* Задания *
1. Кем назвал себя немец, читавший регистрационную карточку, в отрывке о вербовочной комиссии?
2. Измените в отрывке о вербовочной комиссии часть, которая начинается со слов «И до приезда» и заканчивается словами «заметно розовую окраску.», заменив «слухи» на «разговоры», и приведите эту часть целиком.

В барачной комнате, за двумя столами, сидели два немца. Нас, вызванных на комиссию, вводили по два человека, и полицейский указывал, кому к какому столу подойти. Я сел на стул прошв средних лет господина, внимательно читающего мою регистрационную карточку. Он назвал себя инженером Мейхелем и стал расспрашивать меня о моей работе инженером до войны. Разговор продолжался довольно долго, и, отпуская меня, Мейхель сказал, что он хочет поговорить со мной еще раз. Мейхель свободно говорил по-русски и в разговоре нашем указал на то, что ему нужно подобрать группу инженеров для работы в конструкторском бюро.

И до приезда этой «вербовочной комиссии» появились слухи, что все мы будем отправлены на работы, а с началом ее деятельности эти слухи получили солидное основание. Теперь никто не сомневался, что через короткий промежуток времени мы все разъедемся в разные стороны, и так как, судя по тону представителей комиссии, нас принимали и говорили с нами как со специалистами, а не как с «унтерменшами», то и надежды на будущее принимали заметно розовую окраску.

* Исходные данные *

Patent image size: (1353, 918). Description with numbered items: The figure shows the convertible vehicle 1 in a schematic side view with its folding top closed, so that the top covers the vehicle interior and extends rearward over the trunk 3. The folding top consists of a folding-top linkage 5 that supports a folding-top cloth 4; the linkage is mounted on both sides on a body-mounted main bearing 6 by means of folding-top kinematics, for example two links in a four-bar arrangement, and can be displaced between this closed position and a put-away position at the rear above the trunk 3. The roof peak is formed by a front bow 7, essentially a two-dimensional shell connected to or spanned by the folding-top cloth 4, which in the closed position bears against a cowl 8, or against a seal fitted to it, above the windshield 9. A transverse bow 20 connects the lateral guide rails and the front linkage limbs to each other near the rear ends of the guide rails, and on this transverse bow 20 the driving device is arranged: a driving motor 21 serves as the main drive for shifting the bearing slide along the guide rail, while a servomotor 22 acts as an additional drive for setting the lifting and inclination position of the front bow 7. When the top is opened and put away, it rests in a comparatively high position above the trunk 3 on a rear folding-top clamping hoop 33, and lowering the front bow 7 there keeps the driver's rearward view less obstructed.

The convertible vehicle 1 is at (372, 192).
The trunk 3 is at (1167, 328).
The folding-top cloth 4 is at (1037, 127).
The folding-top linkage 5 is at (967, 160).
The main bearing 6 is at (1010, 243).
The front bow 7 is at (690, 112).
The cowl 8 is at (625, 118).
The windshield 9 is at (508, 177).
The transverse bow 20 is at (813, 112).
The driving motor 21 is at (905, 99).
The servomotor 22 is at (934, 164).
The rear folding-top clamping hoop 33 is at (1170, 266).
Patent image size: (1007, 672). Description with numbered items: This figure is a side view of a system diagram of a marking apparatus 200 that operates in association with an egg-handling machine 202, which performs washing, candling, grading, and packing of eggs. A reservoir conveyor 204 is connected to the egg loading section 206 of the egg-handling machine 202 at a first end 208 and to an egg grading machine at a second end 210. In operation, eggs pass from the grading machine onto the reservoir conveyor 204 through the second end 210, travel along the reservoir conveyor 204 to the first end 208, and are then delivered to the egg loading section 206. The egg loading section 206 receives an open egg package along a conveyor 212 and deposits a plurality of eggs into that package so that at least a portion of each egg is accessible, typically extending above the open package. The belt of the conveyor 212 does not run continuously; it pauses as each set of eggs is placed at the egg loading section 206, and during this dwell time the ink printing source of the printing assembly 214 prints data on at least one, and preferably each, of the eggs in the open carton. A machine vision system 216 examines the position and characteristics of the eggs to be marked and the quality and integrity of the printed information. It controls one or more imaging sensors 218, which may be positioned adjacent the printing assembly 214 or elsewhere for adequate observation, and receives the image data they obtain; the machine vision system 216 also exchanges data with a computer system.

* Ответы к заданиям *
1. Инженером Мейхелем.

2.
И до приезда этой «вербовочной комиссии» появились разговоры, что все мы будем отправлены на работы, а с началом ее деятельности эти разговоры получили солидное основание. Теперь никто не сомневался, что через короткий промежуток времени мы все разъедемся в разные стороны, и так как, судя по тону представителей комиссии, нас принимали и говорили с нами как со специалистами, а не как с «унтерменшами», то и надежды на будущее принимали заметно розовую окраску.